## Passage provided:
++++

When I run this for node 11 (you get to enter that) it produces a shortest path of 90 via nodes 0,1,4,11. However, there is a shorter path of 85 via nodes 0,2,6,4,11 of length 85.
It appears to be an error in the igraph function, is someone able to confirm or advise otherwise please?
Cheers, Paul
igraph shortest path which is incorrect I think
M = np.array(
[# W 1 2 3 4 5 6 7 8 9 10 11 12 13
[ 0, 20, 35, 25, 0, 0, 0, 0, 0, 0, 0, 0, 0, 0], #W
[ 20, 0, 0, 0, 50, 35, 0, 0, 0, 0, 0, 0, 0, 0], #1
[ 35, 0, 0, 15, 40, 0, 20, 0, 0, 0, 0, 0, 0, 0], #2
[ 25, 0, 15, 0, 0, 0, 35, 25, 0, 0, 0, 0, 0, 0], #3
[ 0, 50, 40, 0, 0, 20, 10, 0, 20, 0, 0, 20, 0, 0], #4
[ 0, 35, 0, 0, 20, 0, 0, 0, 0, 0, 0, 60, 0, 0], #5
[ 0, 0, 20, 35, 10, 0, 0, 25, 15, 15, 0, 0, 35, 0], #6
[ 0, 0, 0, 25, 0, 0, 25, 0, 0, 20, 0, 0, 0, 0], #7
[ 0, 0, 0, 0, 20, 0, 15, 0, 0, 0, 30, 30, 40, 0], #8
[ 0, 0, 0, 0, 0, 0, 15, 20, 0, 0, 0, 0, 20, 0], #9
[ 0, 0, 0, 0, 0, 0, 0, 0, 30, 0, 0, 15, 15, 10], #10
[ 0, 0, 0, 0, 20, 60, 0, 0, 30, 0, 15, 0, 0, 20], #11
[ 0, 0, 0, 0, 0, 0, 35, 0, 40, 20, 15, 0, 0, 15], #12
[ 0, 0, 0, 0, 0, 0, 0, 0, 0, 0, 10, 20, 15, 0], #13
])

++++

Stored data
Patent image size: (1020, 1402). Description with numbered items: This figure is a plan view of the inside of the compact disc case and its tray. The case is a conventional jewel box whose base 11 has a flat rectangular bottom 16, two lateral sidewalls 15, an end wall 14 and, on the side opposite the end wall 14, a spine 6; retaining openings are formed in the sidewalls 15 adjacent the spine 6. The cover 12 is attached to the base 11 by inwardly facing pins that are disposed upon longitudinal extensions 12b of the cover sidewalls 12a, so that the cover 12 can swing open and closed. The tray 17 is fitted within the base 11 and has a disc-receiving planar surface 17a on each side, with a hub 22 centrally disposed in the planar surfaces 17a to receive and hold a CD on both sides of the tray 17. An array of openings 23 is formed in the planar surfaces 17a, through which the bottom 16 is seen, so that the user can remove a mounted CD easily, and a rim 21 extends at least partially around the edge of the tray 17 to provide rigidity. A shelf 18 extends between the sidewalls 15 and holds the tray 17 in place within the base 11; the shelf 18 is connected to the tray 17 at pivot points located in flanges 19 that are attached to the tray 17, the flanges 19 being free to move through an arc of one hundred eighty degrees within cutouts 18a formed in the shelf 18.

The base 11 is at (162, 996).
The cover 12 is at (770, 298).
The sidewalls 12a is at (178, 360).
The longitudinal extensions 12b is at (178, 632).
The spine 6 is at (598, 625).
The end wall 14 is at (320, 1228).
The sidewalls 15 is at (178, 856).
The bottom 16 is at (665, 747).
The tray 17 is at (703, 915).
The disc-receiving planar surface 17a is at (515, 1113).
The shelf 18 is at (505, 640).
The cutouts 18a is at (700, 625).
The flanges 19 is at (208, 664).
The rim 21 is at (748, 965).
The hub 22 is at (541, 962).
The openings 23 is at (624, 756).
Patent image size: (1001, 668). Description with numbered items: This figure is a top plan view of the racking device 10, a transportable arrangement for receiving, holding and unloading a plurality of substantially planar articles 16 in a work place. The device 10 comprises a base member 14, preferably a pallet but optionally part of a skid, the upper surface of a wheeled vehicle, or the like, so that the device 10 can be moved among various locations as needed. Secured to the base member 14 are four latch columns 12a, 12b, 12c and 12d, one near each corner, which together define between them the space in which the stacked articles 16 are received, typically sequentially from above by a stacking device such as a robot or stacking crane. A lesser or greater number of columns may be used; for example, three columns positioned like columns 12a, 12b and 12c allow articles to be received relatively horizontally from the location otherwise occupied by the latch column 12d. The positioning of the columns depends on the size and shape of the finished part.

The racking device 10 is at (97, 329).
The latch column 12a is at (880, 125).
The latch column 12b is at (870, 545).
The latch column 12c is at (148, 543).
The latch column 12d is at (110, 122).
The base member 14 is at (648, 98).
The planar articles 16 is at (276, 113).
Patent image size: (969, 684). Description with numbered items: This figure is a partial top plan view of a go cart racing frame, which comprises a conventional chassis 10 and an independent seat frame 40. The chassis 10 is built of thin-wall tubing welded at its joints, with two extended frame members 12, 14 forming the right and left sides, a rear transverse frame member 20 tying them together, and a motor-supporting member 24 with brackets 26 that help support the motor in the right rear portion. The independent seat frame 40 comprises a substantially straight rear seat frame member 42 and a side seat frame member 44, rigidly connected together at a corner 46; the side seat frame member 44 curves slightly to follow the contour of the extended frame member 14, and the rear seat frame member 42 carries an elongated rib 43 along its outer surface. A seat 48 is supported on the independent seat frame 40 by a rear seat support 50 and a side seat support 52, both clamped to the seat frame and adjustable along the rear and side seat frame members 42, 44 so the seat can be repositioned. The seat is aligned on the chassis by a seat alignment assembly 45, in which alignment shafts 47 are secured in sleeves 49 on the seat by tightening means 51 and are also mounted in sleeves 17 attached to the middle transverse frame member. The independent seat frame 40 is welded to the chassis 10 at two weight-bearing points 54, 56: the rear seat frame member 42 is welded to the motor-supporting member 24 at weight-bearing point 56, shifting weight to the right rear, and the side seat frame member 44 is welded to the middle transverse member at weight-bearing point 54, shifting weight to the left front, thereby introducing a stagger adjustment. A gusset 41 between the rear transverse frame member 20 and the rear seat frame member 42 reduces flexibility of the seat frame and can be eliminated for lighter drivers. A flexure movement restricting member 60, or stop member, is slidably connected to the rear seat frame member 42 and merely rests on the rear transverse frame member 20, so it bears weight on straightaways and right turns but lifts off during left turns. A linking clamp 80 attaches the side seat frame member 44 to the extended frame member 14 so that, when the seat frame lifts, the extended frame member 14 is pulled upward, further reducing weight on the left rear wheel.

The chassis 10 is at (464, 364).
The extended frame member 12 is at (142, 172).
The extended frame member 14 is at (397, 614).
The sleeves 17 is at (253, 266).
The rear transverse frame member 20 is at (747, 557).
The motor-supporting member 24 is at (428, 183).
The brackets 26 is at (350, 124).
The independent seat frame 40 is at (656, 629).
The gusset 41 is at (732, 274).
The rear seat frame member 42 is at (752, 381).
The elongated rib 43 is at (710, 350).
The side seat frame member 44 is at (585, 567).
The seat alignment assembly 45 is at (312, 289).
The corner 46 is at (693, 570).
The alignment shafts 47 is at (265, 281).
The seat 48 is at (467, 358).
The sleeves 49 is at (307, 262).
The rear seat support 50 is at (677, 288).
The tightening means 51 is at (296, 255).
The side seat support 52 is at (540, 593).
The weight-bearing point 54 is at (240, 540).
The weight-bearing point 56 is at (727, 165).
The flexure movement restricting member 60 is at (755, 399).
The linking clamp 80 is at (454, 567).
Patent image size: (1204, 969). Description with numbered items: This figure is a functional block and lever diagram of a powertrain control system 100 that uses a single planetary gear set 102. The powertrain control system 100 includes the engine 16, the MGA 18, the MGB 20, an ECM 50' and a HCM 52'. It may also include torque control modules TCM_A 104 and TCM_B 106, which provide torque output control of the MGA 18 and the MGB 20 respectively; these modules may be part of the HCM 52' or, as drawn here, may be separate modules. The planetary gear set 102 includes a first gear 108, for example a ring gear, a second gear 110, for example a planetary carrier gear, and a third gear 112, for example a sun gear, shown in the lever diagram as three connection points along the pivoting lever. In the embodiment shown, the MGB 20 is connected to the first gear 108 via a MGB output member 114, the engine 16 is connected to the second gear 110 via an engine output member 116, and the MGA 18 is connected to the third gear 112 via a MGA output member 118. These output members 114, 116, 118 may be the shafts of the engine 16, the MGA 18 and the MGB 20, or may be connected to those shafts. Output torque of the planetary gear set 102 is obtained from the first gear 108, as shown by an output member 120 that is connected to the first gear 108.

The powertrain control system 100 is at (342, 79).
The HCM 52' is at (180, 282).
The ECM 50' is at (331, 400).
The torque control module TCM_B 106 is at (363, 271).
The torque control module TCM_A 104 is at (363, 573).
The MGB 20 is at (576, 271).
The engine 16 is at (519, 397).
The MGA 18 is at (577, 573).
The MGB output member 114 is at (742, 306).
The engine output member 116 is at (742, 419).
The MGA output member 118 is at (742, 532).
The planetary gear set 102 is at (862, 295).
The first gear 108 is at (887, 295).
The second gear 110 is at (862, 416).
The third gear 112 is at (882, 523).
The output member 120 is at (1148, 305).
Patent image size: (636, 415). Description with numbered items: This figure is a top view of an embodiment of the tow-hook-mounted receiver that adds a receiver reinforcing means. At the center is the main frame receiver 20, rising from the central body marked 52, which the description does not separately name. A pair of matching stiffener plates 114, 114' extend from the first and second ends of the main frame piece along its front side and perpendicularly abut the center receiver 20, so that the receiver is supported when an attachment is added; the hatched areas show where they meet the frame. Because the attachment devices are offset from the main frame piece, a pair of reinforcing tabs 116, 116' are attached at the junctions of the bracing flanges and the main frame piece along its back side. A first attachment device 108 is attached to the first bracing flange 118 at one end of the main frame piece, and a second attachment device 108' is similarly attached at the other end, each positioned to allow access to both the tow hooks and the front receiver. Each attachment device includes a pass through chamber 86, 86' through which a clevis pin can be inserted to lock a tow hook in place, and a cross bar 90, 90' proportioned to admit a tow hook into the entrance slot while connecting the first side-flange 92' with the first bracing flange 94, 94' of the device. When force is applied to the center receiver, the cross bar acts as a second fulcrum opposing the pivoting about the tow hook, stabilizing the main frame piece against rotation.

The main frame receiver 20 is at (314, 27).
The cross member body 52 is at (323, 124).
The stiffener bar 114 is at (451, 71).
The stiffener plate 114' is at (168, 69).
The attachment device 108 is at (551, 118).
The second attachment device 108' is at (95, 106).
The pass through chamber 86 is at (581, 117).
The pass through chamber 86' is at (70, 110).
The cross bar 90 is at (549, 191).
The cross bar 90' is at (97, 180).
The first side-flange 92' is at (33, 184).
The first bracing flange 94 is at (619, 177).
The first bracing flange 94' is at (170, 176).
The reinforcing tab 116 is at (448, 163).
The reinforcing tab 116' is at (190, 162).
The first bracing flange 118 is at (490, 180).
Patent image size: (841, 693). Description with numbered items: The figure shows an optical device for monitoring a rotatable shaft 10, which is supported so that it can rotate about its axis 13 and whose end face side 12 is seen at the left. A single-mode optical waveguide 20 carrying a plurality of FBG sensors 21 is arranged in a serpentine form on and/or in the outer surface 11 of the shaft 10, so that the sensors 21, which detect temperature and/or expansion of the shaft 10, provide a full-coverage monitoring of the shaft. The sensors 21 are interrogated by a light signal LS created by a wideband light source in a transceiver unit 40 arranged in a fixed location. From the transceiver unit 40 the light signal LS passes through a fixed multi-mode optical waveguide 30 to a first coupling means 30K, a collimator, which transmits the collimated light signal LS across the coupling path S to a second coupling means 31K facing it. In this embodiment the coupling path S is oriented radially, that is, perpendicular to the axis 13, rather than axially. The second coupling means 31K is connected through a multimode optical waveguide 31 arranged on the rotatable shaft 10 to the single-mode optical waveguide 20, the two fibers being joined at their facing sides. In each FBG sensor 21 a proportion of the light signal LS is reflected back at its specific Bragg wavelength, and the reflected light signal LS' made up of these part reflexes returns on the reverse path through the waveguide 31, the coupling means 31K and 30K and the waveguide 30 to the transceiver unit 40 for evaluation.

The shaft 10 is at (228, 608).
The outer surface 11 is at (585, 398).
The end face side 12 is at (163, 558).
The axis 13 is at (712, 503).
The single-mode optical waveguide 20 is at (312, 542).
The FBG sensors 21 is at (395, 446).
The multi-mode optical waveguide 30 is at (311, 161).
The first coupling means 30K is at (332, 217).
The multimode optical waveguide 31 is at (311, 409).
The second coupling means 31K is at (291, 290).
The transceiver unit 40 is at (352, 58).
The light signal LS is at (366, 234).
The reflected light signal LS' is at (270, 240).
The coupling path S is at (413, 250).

++++

## Directions:
**A.** Sum up the igraph shortest path post in two sentences.
**B.** Edit the stretch of the igraph shortest path post from "When I run this" through "of length 85." so that "shorter path" becomes "quicker route".
**C.** Carry on the igraph shortest path post from where it stops.

## Answers per task:
**A.** When the code is run for node 11, igraph gives a shortest path of 90 through nodes 0, 1, 4 and 11, though a shorter path of 85 runs through nodes 0, 2, 6, 4 and 11. The poster thinks this is an error in the igraph function, asks others to confirm or advise otherwise, and includes the matrix M used.

**B.**
When I run this for node 11 (you get to enter that) it produces a shortest path of 90 via nodes 0,1,4,11. However, there is a quicker route of 85 via nodes 0,2,6,4,11 of length 85.

**C.**
#M[M>0]=1
#weights=[0.6, 0.7, 0.3, 0.6, 0.8, 0.3, 0.7, 0.9, 0.6, 0.3, 0.8, 0.9, 0.4, 0.5, 0.7, 0.3, 0.4, 1.8, 1.5, 1.7, 0.6, 0.5, 1.4, 1.5, 1.6, 1.8, 1.2, 0.7, 1.5, 1.4, 0.6, 0.5, 1.3, 1.5, 1.2, 1.7, 1.2, 0.6, 1.7, 0.3, 1.6, 0.5, 1.2, 0.8, 0.4, 1.3, 1.7, 0.8, 0.8, 0.7, 0.6, 0.3, 0.8, 0.8, 0.4, 0.7, 0.5, 0.6, 0.8, 0.5]
print("input matrix is symmetrical =", np.all((M == np.transpose(M))))
print()
M=np.triu(M)
m=ig.Graph.Weighted_Adjacency(M)
"""for i in range(m.vcount()):
# g.get_shortest_paths() returns a list of edge ID paths
results = m.get_shortest_paths(
0,
to=i,
weights=m.es["weight"],
output="vpath",
#mode=ALL
)
#print(i, sum(m.es[results[0]]["weight"]),m.es[results[0]]["weight"]),
#for n in results[i]:
# print("{}".format(m.vs[i][n]['name']))"""
#for i in range(m.vcount()):
#for i in range(12):
i = int(input('input node number'))
results = m.get_shortest_paths(0,to=i,weights=m.es["weight"],output="epath")
print("Shortest path 'W' and {} is {} ".format( i,m.es[results[0]]["weight"]))
if len(results[0]) > 0:
# Add up the weights across all edges on the shortest path
distance = 0
for e in results[0]:
distance += m.es[e]["weight"]
print("Shortest weighted distance is: ", distance)
else:
print("End node could not be reached!")
#spanning_tree = m.spanning_tree(weights=weights,return_tree=False)
m.es["color"] = "black"
m.es["width"] = 0.5
m.es[results[0]]["color"] = "red"
m.es[results[0]]["width"] = 3
m.es["label_size"]= 10
fig, ax = plt.subplots(1,1,figsize=(16,24))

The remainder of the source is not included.